• Instruction: Below is a set of records; print all of them exactly as written.
++++++++++
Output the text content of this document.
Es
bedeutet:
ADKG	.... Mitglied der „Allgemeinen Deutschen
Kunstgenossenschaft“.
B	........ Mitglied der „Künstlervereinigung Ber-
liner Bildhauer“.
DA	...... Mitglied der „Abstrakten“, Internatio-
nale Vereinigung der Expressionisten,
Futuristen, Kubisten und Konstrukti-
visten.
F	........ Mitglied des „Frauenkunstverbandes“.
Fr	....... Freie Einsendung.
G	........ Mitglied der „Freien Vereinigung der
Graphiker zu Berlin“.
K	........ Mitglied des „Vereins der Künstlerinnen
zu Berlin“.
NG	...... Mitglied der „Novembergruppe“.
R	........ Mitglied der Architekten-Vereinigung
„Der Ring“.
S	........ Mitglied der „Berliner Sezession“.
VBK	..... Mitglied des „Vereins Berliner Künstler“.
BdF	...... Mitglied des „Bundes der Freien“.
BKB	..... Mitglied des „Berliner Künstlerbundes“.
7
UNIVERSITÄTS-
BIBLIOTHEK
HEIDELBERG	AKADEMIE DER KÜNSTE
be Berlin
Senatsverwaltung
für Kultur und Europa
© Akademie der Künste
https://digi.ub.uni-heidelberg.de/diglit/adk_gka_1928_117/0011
++++++++++
• Solution:
Output the text content of this document.
Es
bedeutet:
ADKG	.... Mitglied der „Allgemeinen Deutschen
Kunstgenossenschaft“.
B	........ Mitglied der „Künstlervereinigung Ber-
liner Bildhauer“.
DA	...... Mitglied der „Abstrakten“, Internatio-
nale Vereinigung der Expressionisten,
Futuristen, Kubisten und Konstrukti-
visten.
F	........ Mitglied des „Frauenkunstverbandes“.
Fr	....... Freie Einsendung.
G	........ Mitglied der „Freien Vereinigung der
Graphiker zu Berlin“.
K	........ Mitglied des „Vereins der Künstlerinnen
zu Berlin“.
NG	...... Mitglied der „Novembergruppe“.
R	........ Mitglied der Architekten-Vereinigung
„Der Ring“.
S	........ Mitglied der „Berliner Sezession“.
VBK	..... Mitglied des „Vereins Berliner Künstler“.
BdF	...... Mitglied des „Bundes der Freien“.
BKB	..... Mitglied des „Berliner Künstlerbundes“.
7
UNIVERSITÄTS-
BIBLIOTHEK
HEIDELBERG	AKADEMIE DER KÜNSTE
be Berlin
Senatsverwaltung
für Kultur und Europa
© Akademie der Künste
https://digi.ub.uni-heidelberg.de/diglit/adk_gka_1928_117/0011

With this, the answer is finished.